:: DATA TO USE ::
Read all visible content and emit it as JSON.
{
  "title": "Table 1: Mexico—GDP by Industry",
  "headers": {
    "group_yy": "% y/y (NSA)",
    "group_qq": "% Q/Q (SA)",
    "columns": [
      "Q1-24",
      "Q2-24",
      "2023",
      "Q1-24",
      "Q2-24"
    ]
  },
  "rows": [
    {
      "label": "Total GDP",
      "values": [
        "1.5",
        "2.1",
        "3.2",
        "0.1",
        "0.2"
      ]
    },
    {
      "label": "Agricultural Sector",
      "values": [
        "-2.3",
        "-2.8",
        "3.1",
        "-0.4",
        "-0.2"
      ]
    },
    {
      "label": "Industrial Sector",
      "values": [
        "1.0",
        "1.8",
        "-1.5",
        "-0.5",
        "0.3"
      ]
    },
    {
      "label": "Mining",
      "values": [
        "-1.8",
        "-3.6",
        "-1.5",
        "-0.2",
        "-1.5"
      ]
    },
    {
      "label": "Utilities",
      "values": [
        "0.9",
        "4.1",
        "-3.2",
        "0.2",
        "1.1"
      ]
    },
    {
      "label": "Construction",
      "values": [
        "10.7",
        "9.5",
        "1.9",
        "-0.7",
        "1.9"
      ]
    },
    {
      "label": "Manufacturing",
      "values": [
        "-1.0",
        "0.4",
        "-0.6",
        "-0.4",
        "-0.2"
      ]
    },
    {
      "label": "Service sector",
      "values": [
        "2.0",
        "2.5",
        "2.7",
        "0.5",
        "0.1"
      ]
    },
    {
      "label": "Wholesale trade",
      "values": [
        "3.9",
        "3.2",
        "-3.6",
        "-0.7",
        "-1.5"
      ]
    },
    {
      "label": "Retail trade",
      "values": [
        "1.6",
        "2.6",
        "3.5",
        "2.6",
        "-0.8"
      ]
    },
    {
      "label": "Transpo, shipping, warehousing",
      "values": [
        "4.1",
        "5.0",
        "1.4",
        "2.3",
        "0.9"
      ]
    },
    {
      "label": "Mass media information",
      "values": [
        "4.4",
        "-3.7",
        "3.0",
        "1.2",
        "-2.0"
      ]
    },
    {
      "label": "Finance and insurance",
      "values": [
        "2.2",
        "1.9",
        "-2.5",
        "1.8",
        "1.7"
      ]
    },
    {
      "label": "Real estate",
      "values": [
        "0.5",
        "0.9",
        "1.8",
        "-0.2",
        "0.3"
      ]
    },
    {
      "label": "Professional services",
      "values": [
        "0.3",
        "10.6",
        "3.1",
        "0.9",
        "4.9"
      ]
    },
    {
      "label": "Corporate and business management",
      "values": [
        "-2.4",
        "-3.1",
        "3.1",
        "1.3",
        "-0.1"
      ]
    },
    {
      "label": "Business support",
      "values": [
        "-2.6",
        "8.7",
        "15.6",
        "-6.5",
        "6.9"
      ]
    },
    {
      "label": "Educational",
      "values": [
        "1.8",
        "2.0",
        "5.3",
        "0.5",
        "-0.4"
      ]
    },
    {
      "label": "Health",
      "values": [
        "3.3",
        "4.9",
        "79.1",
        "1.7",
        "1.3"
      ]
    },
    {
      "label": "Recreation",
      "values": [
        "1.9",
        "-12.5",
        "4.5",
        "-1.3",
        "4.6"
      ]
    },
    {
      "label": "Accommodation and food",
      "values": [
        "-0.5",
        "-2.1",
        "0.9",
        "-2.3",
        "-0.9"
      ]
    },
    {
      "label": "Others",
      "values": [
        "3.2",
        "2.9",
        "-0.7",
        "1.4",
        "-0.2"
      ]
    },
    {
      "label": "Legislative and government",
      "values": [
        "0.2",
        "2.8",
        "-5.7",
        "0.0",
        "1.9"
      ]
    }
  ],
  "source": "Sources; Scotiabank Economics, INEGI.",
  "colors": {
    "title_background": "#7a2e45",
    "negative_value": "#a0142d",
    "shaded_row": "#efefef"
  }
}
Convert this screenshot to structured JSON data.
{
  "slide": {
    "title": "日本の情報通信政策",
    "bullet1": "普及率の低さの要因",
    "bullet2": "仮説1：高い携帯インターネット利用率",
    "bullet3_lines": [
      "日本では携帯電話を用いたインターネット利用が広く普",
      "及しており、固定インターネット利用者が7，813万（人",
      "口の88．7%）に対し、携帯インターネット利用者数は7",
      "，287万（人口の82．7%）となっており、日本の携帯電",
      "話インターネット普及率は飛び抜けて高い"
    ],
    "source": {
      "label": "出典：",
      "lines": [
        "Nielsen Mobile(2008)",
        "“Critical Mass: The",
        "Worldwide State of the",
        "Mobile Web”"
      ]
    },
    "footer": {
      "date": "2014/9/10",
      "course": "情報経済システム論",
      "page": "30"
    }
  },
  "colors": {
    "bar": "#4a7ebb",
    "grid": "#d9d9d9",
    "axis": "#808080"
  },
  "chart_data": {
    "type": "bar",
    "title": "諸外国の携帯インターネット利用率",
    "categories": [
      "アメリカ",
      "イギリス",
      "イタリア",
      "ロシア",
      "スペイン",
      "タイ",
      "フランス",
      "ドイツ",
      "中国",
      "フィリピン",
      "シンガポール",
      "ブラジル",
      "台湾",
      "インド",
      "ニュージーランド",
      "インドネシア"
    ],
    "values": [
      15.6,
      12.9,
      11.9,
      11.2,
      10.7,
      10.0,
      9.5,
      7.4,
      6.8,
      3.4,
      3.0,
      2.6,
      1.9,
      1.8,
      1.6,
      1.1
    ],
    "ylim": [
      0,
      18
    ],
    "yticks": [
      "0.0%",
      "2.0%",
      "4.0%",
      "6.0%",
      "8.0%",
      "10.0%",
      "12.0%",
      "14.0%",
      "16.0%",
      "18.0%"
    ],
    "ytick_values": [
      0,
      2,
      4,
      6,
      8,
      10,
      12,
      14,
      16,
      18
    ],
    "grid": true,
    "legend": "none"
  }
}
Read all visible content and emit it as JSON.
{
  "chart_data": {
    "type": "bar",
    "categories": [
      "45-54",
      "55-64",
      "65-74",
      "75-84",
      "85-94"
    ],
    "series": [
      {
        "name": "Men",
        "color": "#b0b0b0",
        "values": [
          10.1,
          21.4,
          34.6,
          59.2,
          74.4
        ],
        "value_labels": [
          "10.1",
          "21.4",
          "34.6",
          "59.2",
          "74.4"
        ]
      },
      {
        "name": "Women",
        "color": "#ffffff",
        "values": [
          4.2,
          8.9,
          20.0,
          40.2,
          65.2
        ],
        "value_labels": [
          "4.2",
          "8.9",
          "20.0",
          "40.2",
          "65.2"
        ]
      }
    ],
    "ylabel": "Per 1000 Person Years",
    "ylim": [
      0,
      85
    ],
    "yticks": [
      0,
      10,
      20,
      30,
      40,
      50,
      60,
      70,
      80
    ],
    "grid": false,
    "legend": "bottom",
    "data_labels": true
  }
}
:::
• WORK TO BE COMPLETED
Using the listing above, return all lines where the word "trade" occurs.

• COMPLETED TASK
      "label": "Wholesale trade",
      "label": "Retail trade",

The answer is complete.